Begin Working data

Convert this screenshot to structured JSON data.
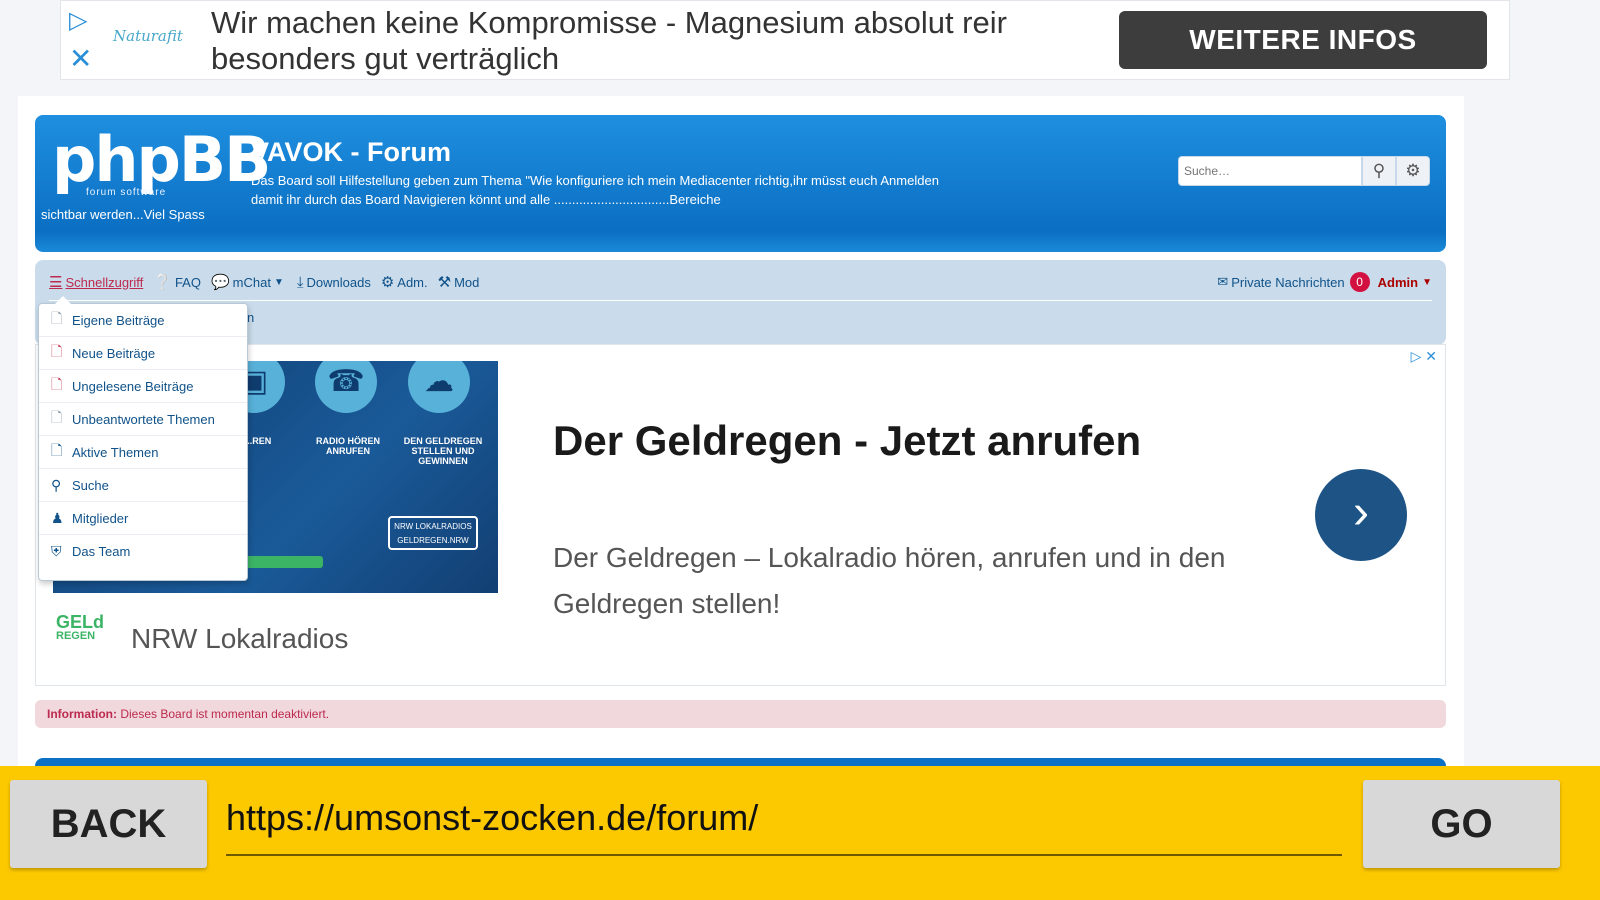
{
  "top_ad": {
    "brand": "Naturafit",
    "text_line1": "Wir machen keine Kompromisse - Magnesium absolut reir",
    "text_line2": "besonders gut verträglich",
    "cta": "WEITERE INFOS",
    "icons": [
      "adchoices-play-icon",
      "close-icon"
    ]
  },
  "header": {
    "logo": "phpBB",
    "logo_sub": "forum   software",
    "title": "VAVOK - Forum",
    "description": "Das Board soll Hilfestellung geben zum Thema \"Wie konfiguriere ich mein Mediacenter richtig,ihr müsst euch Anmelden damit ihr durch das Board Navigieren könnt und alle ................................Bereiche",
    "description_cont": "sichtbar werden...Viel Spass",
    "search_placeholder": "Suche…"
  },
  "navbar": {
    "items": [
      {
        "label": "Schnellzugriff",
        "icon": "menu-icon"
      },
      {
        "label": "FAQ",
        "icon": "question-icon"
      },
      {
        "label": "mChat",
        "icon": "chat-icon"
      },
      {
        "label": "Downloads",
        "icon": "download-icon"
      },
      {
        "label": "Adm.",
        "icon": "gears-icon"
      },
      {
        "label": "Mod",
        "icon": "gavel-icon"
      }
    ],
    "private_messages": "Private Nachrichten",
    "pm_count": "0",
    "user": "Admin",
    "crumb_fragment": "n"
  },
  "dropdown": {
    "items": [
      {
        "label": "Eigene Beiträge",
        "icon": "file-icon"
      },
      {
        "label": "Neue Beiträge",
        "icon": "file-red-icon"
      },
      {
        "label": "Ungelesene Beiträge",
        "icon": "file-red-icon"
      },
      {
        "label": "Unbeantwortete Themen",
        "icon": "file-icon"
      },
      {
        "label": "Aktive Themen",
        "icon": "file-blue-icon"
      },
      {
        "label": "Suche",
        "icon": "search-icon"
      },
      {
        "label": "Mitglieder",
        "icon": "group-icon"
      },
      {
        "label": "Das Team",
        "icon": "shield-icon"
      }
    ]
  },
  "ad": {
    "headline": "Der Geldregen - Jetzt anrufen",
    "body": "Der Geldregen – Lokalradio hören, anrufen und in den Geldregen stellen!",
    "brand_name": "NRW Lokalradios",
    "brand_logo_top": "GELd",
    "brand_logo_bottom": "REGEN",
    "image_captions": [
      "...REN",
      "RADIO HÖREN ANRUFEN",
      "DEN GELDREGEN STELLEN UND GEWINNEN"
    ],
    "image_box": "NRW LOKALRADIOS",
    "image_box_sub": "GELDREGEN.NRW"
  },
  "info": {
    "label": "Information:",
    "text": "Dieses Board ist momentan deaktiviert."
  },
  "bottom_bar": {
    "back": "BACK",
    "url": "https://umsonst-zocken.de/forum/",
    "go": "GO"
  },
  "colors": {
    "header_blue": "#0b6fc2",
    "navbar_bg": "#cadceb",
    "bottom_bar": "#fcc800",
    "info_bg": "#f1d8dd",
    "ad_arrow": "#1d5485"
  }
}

End Working data

* _Written task_
Filter the entries down to the lines with the word "Board" in them.

* _Worked solution_
    "description": "Das Board soll Hilfestellung geben zum Thema \"Wie konfiguriere ich mein Mediacenter richtig,ihr müsst euch Anmelden damit ihr durch das Board Navigieren könnt und alle ................................Bereiche",
    "text": "Dieses Board ist momentan deaktiviert."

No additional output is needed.